__What to do__: Copy only what runs from the line containing "Read out every word on this page." through the end of the material below, line for line, with both ends included.
— START Material shown —
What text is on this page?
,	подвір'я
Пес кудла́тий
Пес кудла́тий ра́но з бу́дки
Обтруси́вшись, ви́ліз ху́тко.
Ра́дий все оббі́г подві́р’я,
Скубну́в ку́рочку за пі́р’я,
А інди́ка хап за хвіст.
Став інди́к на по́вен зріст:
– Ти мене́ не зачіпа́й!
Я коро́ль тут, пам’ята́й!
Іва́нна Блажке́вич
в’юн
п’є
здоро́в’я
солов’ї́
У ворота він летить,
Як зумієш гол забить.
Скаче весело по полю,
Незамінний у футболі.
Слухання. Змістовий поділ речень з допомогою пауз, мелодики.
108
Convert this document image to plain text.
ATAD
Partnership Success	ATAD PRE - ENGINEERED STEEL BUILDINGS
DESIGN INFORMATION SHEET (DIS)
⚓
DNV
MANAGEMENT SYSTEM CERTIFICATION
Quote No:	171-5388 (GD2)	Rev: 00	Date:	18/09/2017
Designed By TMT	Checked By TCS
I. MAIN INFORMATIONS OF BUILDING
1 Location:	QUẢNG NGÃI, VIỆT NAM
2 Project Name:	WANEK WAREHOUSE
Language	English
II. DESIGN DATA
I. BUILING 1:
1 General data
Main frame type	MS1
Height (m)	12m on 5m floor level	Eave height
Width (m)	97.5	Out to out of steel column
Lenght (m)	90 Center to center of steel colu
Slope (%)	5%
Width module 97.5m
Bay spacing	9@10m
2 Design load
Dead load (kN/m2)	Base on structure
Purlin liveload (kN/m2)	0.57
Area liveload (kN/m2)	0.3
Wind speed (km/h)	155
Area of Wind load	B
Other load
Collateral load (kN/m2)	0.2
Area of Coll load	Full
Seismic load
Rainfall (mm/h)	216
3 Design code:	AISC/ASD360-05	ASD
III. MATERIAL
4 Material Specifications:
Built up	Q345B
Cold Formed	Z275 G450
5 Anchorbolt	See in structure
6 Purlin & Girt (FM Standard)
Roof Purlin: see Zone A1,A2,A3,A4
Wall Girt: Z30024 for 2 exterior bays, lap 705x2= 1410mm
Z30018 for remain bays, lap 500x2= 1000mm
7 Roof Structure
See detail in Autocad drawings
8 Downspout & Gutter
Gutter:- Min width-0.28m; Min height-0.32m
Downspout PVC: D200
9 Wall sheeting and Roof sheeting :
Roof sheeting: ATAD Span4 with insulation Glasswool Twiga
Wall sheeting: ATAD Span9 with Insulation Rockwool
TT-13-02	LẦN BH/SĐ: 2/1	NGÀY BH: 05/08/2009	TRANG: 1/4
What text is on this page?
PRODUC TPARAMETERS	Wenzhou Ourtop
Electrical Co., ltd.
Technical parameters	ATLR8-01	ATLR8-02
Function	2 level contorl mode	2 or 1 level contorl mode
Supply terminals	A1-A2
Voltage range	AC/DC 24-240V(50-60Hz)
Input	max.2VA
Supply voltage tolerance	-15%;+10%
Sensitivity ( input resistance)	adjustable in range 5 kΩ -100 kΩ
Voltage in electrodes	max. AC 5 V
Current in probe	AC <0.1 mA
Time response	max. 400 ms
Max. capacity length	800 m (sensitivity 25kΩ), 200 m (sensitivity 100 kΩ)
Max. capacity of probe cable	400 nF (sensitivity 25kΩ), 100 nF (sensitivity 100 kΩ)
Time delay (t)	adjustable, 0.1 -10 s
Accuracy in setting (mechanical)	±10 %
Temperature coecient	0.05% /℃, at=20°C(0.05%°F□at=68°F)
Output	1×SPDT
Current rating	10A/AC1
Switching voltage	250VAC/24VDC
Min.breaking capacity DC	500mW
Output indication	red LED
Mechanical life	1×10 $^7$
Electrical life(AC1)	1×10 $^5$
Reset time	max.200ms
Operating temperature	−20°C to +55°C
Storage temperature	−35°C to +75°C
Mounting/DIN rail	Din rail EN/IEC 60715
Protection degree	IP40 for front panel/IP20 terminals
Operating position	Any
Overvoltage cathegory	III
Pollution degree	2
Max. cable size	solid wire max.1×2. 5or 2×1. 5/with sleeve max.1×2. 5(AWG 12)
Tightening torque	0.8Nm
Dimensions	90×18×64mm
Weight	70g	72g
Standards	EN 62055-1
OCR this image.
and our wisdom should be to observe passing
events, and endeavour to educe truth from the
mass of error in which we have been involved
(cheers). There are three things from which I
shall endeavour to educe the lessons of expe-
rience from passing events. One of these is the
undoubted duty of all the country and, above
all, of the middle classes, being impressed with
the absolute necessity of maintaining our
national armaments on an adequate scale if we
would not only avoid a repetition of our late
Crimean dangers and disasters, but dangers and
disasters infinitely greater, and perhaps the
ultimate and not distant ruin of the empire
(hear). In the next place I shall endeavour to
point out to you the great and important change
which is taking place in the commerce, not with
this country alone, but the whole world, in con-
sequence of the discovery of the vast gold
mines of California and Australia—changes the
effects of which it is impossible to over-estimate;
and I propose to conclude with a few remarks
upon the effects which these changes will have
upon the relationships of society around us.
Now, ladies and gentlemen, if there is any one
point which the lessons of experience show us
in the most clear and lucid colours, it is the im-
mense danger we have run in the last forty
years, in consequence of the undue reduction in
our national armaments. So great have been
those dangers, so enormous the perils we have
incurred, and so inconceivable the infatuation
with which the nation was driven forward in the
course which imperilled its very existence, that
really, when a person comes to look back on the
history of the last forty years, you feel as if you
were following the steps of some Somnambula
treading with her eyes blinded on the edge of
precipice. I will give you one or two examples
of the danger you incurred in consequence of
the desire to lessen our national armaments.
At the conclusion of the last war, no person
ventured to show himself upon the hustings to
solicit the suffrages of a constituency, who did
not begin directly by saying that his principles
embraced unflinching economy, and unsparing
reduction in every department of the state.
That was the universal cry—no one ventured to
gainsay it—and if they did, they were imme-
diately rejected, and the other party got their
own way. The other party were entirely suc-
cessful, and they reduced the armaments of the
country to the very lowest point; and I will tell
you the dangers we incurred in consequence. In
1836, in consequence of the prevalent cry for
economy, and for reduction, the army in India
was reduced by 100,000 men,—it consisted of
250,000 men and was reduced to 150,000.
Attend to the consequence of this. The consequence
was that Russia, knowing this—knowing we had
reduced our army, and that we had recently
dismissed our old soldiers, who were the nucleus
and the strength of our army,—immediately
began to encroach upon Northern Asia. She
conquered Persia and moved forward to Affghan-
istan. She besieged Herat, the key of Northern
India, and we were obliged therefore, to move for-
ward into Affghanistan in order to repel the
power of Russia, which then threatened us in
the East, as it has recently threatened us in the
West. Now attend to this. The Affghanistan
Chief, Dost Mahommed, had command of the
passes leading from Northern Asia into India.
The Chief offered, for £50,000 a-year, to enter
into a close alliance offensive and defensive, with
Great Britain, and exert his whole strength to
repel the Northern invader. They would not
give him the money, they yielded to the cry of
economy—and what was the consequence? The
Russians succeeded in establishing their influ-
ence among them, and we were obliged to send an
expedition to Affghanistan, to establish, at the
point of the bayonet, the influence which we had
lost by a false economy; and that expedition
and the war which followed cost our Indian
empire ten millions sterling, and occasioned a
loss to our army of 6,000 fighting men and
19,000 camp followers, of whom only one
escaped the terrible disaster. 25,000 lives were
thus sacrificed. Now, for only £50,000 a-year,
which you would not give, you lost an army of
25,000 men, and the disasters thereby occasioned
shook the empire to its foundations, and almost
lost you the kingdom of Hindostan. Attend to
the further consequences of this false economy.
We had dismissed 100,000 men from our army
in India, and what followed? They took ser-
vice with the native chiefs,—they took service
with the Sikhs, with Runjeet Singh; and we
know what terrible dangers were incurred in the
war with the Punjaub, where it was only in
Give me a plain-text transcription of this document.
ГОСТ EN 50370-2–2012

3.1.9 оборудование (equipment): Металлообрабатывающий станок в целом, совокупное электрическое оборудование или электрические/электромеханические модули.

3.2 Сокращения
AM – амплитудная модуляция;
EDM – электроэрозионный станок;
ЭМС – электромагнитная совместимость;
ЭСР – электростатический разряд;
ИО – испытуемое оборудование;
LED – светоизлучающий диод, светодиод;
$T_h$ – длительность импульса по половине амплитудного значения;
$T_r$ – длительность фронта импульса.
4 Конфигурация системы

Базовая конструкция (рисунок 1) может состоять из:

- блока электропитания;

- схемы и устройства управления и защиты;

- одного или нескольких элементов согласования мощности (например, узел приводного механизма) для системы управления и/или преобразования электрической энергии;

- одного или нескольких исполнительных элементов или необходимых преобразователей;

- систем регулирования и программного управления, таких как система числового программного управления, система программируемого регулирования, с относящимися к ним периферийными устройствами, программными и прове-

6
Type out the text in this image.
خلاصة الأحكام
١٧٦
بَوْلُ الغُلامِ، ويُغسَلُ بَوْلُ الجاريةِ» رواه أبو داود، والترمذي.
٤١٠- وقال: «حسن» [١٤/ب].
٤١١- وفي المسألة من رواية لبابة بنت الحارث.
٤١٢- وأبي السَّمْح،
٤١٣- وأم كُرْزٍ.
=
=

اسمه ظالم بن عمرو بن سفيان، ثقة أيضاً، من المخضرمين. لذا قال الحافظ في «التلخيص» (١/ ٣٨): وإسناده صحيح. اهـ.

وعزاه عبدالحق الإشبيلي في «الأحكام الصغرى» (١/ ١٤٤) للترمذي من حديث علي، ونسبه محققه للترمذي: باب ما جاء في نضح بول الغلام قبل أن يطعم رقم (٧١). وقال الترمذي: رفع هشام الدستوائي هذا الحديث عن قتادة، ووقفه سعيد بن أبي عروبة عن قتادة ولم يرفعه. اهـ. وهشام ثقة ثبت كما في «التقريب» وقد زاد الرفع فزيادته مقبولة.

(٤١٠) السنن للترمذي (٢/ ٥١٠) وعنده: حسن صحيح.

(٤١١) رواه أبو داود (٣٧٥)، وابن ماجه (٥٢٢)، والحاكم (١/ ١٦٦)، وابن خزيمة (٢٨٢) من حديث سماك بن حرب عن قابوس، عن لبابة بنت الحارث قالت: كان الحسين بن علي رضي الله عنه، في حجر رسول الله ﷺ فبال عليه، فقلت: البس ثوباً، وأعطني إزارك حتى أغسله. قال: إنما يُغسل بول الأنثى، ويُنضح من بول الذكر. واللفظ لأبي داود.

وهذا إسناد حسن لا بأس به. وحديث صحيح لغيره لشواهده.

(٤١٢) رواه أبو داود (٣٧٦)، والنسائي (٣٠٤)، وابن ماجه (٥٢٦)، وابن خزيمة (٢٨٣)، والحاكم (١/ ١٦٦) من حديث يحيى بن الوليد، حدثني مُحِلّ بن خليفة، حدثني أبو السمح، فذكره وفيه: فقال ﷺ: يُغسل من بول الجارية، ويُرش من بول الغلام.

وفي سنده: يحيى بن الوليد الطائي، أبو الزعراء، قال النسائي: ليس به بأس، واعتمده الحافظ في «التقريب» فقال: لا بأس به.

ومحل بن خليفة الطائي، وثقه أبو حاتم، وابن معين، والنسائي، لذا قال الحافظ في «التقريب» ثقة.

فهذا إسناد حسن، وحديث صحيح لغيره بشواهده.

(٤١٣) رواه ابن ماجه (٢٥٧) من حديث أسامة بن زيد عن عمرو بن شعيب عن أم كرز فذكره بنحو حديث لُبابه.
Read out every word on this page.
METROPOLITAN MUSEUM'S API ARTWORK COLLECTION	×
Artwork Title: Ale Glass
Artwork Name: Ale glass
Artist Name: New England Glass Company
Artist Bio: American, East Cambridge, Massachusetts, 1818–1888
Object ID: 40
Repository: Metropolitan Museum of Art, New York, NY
— END Material shown —
__Solved problem__:
Read out every word on this page.
METROPOLITAN MUSEUM'S API ARTWORK COLLECTION	×
Artwork Title: Ale Glass
Artwork Name: Ale glass
Artist Name: New England Glass Company
Artist Bio: American, East Cambridge, Massachusetts, 1818–1888
Object ID: 40
Repository: Metropolitan Museum of Art, New York, NY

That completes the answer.